'''

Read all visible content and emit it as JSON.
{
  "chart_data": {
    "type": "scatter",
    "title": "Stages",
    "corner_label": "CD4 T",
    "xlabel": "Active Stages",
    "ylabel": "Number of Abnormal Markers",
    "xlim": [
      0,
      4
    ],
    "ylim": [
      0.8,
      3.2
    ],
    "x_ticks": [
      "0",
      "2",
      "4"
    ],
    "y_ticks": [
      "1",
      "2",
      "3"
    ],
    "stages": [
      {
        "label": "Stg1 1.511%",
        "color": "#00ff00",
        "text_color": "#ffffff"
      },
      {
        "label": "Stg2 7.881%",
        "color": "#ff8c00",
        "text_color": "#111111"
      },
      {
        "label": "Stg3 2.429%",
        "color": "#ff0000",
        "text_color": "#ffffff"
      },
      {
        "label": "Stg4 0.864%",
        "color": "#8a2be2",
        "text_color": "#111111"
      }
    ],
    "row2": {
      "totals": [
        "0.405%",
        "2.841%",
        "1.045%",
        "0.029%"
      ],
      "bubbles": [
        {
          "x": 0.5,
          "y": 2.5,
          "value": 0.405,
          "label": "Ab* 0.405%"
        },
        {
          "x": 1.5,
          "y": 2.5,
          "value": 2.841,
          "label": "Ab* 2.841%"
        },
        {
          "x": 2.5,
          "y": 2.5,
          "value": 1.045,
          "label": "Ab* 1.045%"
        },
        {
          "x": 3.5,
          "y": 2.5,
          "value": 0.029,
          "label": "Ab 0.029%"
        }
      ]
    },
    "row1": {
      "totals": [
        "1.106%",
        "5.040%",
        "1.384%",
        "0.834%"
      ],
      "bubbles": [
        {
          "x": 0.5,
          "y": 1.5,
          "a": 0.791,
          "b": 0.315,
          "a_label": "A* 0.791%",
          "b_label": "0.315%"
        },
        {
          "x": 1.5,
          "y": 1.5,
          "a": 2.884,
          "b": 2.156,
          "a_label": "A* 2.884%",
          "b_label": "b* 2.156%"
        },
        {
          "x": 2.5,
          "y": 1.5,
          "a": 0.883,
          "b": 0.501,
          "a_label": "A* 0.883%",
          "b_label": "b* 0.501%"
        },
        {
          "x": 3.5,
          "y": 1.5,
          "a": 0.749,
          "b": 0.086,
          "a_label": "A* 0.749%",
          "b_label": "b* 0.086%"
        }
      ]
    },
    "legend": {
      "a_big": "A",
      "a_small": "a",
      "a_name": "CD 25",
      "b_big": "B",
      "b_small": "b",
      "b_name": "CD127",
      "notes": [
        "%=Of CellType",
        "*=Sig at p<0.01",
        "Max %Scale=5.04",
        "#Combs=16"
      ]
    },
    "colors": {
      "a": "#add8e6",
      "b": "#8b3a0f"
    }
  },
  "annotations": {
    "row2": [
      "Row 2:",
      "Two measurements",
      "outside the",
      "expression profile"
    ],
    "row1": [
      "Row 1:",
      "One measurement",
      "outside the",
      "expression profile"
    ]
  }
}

'''

PROBLEM DETAILS
Print every entry exactly as written.

SOLUTION TO THE PROBLEM
Read all visible content and emit it as JSON.
{
  "chart_data": {
    "type": "scatter",
    "title": "Stages",
    "corner_label": "CD4 T",
    "xlabel": "Active Stages",
    "ylabel": "Number of Abnormal Markers",
    "xlim": [
      0,
      4
    ],
    "ylim": [
      0.8,
      3.2
    ],
    "x_ticks": [
      "0",
      "2",
      "4"
    ],
    "y_ticks": [
      "1",
      "2",
      "3"
    ],
    "stages": [
      {
        "label": "Stg1 1.511%",
        "color": "#00ff00",
        "text_color": "#ffffff"
      },
      {
        "label": "Stg2 7.881%",
        "color": "#ff8c00",
        "text_color": "#111111"
      },
      {
        "label": "Stg3 2.429%",
        "color": "#ff0000",
        "text_color": "#ffffff"
      },
      {
        "label": "Stg4 0.864%",
        "color": "#8a2be2",
        "text_color": "#111111"
      }
    ],
    "row2": {
      "totals": [
        "0.405%",
        "2.841%",
        "1.045%",
        "0.029%"
      ],
      "bubbles": [
        {
          "x": 0.5,
          "y": 2.5,
          "value": 0.405,
          "label": "Ab* 0.405%"
        },
        {
          "x": 1.5,
          "y": 2.5,
          "value": 2.841,
          "label": "Ab* 2.841%"
        },
        {
          "x": 2.5,
          "y": 2.5,
          "value": 1.045,
          "label": "Ab* 1.045%"
        },
        {
          "x": 3.5,
          "y": 2.5,
          "value": 0.029,
          "label": "Ab 0.029%"
        }
      ]
    },
    "row1": {
      "totals": [
        "1.106%",
        "5.040%",
        "1.384%",
        "0.834%"
      ],
      "bubbles": [
        {
          "x": 0.5,
          "y": 1.5,
          "a": 0.791,
          "b": 0.315,
          "a_label": "A* 0.791%",
          "b_label": "0.315%"
        },
        {
          "x": 1.5,
          "y": 1.5,
          "a": 2.884,
          "b": 2.156,
          "a_label": "A* 2.884%",
          "b_label": "b* 2.156%"
        },
        {
          "x": 2.5,
          "y": 1.5,
          "a": 0.883,
          "b": 0.501,
          "a_label": "A* 0.883%",
          "b_label": "b* 0.501%"
        },
        {
          "x": 3.5,
          "y": 1.5,
          "a": 0.749,
          "b": 0.086,
          "a_label": "A* 0.749%",
          "b_label": "b* 0.086%"
        }
      ]
    },
    "legend": {
      "a_big": "A",
      "a_small": "a",
      "a_name": "CD 25",
      "b_big": "B",
      "b_small": "b",
      "b_name": "CD127",
      "notes": [
        "%=Of CellType",
        "*=Sig at p<0.01",
        "Max %Scale=5.04",
        "#Combs=16"
      ]
    },
    "colors": {
      "a": "#add8e6",
      "b": "#8b3a0f"
    }
  },
  "annotations": {
    "row2": [
      "Row 2:",
      "Two measurements",
      "outside the",
      "expression profile"
    ],
    "row1": [
      "Row 1:",
      "One measurement",
      "outside the",
      "expression profile"
    ]
  }
}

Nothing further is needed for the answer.